* _Work to complete_
Print the data exactly as it is given, please.

* _Data excerpts_
## Begin

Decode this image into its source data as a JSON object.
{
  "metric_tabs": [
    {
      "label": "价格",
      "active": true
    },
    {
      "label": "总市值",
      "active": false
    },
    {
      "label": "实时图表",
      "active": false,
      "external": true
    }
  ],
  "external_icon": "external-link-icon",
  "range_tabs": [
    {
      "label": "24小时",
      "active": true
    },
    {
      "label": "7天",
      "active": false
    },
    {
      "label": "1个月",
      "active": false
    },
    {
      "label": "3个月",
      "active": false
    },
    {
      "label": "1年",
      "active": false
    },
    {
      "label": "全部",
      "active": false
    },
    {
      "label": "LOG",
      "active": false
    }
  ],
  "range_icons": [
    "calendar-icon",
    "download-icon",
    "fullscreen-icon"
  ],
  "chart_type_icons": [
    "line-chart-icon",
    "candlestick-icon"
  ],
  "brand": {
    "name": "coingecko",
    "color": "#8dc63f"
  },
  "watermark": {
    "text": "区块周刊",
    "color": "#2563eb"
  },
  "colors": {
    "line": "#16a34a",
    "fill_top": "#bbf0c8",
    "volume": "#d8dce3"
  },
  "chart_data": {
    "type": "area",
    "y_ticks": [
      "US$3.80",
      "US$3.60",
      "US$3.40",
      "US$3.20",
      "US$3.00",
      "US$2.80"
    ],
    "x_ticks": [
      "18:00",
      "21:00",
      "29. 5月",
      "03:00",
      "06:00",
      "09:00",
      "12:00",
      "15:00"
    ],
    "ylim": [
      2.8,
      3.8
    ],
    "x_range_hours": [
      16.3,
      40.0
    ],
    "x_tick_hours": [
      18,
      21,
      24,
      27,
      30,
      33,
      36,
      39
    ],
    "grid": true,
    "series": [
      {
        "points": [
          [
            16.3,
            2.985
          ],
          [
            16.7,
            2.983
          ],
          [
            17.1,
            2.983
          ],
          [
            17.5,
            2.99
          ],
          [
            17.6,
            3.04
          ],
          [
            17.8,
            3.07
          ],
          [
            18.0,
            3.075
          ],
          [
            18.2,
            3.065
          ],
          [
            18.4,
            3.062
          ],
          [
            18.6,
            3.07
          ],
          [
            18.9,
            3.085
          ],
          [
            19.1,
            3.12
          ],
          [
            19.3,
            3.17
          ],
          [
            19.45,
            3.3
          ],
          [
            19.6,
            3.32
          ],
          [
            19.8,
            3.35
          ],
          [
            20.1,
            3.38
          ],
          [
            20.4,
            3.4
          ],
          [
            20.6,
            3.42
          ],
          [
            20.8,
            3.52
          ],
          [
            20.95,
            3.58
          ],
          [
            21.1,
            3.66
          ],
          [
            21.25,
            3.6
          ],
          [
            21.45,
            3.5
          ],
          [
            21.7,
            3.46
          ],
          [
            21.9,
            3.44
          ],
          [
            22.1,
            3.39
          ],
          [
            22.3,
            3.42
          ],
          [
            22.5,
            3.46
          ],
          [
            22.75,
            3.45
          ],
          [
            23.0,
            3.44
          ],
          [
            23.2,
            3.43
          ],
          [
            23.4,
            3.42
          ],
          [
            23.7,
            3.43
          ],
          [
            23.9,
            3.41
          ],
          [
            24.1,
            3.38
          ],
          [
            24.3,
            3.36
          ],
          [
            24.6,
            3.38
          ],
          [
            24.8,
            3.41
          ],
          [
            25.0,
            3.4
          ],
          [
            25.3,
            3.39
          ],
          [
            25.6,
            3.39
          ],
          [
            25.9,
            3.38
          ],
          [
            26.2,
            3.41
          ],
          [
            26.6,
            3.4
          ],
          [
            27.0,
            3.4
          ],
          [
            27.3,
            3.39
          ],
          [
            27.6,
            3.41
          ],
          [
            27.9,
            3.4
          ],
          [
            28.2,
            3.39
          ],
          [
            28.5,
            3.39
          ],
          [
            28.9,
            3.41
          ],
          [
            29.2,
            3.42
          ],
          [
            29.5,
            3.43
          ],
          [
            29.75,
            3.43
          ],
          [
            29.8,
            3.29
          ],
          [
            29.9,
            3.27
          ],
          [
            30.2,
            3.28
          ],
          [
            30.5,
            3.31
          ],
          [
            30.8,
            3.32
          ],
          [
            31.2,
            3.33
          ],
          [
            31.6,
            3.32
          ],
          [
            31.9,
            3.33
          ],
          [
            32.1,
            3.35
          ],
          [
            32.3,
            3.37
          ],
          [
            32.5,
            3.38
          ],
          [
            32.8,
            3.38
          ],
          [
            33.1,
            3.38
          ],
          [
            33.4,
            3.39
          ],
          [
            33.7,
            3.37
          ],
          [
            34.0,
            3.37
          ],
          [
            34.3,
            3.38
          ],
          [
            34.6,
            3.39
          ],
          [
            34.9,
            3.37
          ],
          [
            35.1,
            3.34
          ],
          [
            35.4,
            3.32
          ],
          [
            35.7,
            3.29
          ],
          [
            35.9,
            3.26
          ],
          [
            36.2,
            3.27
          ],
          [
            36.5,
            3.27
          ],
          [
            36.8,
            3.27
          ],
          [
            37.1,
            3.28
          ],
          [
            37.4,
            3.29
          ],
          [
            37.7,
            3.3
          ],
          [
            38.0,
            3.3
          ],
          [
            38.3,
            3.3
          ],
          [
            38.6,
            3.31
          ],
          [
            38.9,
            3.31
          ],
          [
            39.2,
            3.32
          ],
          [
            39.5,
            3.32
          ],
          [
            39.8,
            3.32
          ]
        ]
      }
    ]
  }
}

## End

* _Reply to the task_
Decode this image into its source data as a JSON object.
{
  "metric_tabs": [
    {
      "label": "价格",
      "active": true
    },
    {
      "label": "总市值",
      "active": false
    },
    {
      "label": "实时图表",
      "active": false,
      "external": true
    }
  ],
  "external_icon": "external-link-icon",
  "range_tabs": [
    {
      "label": "24小时",
      "active": true
    },
    {
      "label": "7天",
      "active": false
    },
    {
      "label": "1个月",
      "active": false
    },
    {
      "label": "3个月",
      "active": false
    },
    {
      "label": "1年",
      "active": false
    },
    {
      "label": "全部",
      "active": false
    },
    {
      "label": "LOG",
      "active": false
    }
  ],
  "range_icons": [
    "calendar-icon",
    "download-icon",
    "fullscreen-icon"
  ],
  "chart_type_icons": [
    "line-chart-icon",
    "candlestick-icon"
  ],
  "brand": {
    "name": "coingecko",
    "color": "#8dc63f"
  },
  "watermark": {
    "text": "区块周刊",
    "color": "#2563eb"
  },
  "colors": {
    "line": "#16a34a",
    "fill_top": "#bbf0c8",
    "volume": "#d8dce3"
  },
  "chart_data": {
    "type": "area",
    "y_ticks": [
      "US$3.80",
      "US$3.60",
      "US$3.40",
      "US$3.20",
      "US$3.00",
      "US$2.80"
    ],
    "x_ticks": [
      "18:00",
      "21:00",
      "29. 5月",
      "03:00",
      "06:00",
      "09:00",
      "12:00",
      "15:00"
    ],
    "ylim": [
      2.8,
      3.8
    ],
    "x_range_hours": [
      16.3,
      40.0
    ],
    "x_tick_hours": [
      18,
      21,
      24,
      27,
      30,
      33,
      36,
      39
    ],
    "grid": true,
    "series": [
      {
        "points": [
          [
            16.3,
            2.985
          ],
          [
            16.7,
            2.983
          ],
          [
            17.1,
            2.983
          ],
          [
            17.5,
            2.99
          ],
          [
            17.6,
            3.04
          ],
          [
            17.8,
            3.07
          ],
          [
            18.0,
            3.075
          ],
          [
            18.2,
            3.065
          ],
          [
            18.4,
            3.062
          ],
          [
            18.6,
            3.07
          ],
          [
            18.9,
            3.085
          ],
          [
            19.1,
            3.12
          ],
          [
            19.3,
            3.17
          ],
          [
            19.45,
            3.3
          ],
          [
            19.6,
            3.32
          ],
          [
            19.8,
            3.35
          ],
          [
            20.1,
            3.38
          ],
          [
            20.4,
            3.4
          ],
          [
            20.6,
            3.42
          ],
          [
            20.8,
            3.52
          ],
          [
            20.95,
            3.58
          ],
          [
            21.1,
            3.66
          ],
          [
            21.25,
            3.6
          ],
          [
            21.45,
            3.5
          ],
          [
            21.7,
            3.46
          ],
          [
            21.9,
            3.44
          ],
          [
            22.1,
            3.39
          ],
          [
            22.3,
            3.42
          ],
          [
            22.5,
            3.46
          ],
          [
            22.75,
            3.45
          ],
          [
            23.0,
            3.44
          ],
          [
            23.2,
            3.43
          ],
          [
            23.4,
            3.42
          ],
          [
            23.7,
            3.43
          ],
          [
            23.9,
            3.41
          ],
          [
            24.1,
            3.38
          ],
          [
            24.3,
            3.36
          ],
          [
            24.6,
            3.38
          ],
          [
            24.8,
            3.41
          ],
          [
            25.0,
            3.4
          ],
          [
            25.3,
            3.39
          ],
          [
            25.6,
            3.39
          ],
          [
            25.9,
            3.38
          ],
          [
            26.2,
            3.41
          ],
          [
            26.6,
            3.4
          ],
          [
            27.0,
            3.4
          ],
          [
            27.3,
            3.39
          ],
          [
            27.6,
            3.41
          ],
          [
            27.9,
            3.4
          ],
          [
            28.2,
            3.39
          ],
          [
            28.5,
            3.39
          ],
          [
            28.9,
            3.41
          ],
          [
            29.2,
            3.42
          ],
          [
            29.5,
            3.43
          ],
          [
            29.75,
            3.43
          ],
          [
            29.8,
            3.29
          ],
          [
            29.9,
            3.27
          ],
          [
            30.2,
            3.28
          ],
          [
            30.5,
            3.31
          ],
          [
            30.8,
            3.32
          ],
          [
            31.2,
            3.33
          ],
          [
            31.6,
            3.32
          ],
          [
            31.9,
            3.33
          ],
          [
            32.1,
            3.35
          ],
          [
            32.3,
            3.37
          ],
          [
            32.5,
            3.38
          ],
          [
            32.8,
            3.38
          ],
          [
            33.1,
            3.38
          ],
          [
            33.4,
            3.39
          ],
          [
            33.7,
            3.37
          ],
          [
            34.0,
            3.37
          ],
          [
            34.3,
            3.38
          ],
          [
            34.6,
            3.39
          ],
          [
            34.9,
            3.37
          ],
          [
            35.1,
            3.34
          ],
          [
            35.4,
            3.32
          ],
          [
            35.7,
            3.29
          ],
          [
            35.9,
            3.26
          ],
          [
            36.2,
            3.27
          ],
          [
            36.5,
            3.27
          ],
          [
            36.8,
            3.27
          ],
          [
            37.1,
            3.28
          ],
          [
            37.4,
            3.29
          ],
          [
            37.7,
            3.3
          ],
          [
            38.0,
            3.3
          ],
          [
            38.3,
            3.3
          ],
          [
            38.6,
            3.31
          ],
          [
            38.9,
            3.31
          ],
          [
            39.2,
            3.32
          ],
          [
            39.5,
            3.32
          ],
          [
            39.8,
            3.32
          ]
        ]
      }
    ]
  }
}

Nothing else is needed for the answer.